[START Entries provided]

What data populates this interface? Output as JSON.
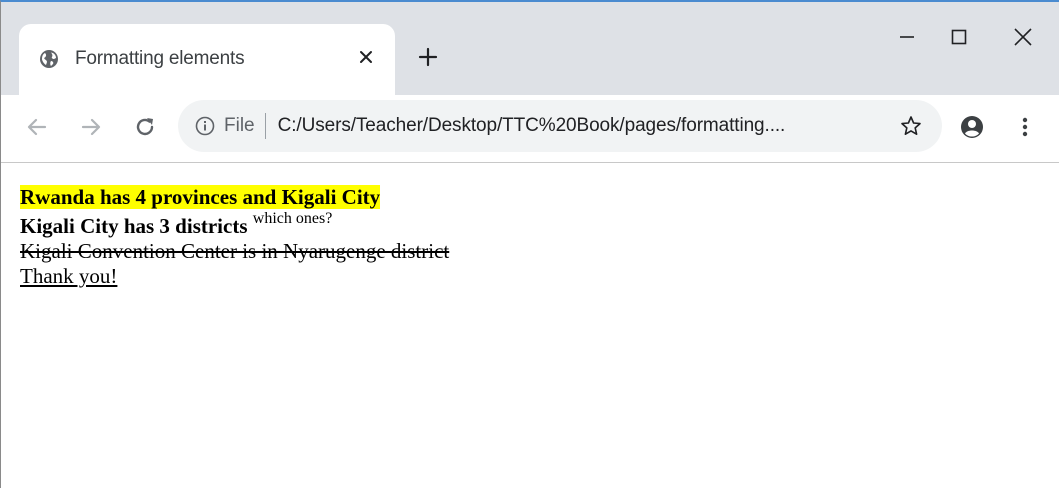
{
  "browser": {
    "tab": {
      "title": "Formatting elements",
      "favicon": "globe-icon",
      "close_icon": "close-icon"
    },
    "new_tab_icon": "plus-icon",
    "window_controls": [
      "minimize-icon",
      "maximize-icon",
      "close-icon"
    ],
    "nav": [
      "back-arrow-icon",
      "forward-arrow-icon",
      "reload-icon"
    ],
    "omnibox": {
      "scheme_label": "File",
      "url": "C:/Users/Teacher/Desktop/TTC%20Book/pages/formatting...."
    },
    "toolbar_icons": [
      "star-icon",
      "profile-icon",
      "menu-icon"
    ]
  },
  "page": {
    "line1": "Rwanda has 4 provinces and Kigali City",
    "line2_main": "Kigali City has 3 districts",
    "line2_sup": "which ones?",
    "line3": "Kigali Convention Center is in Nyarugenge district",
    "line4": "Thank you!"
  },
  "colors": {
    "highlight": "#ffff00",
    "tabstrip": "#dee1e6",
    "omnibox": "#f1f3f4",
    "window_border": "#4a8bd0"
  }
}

[END Entries provided]

Copy all lines in the listing above where the string "City" appears.

◆ Task answer
    "line1": "Rwanda has 4 provinces and Kigali City",
    "line2_main": "Kigali City has 3 districts",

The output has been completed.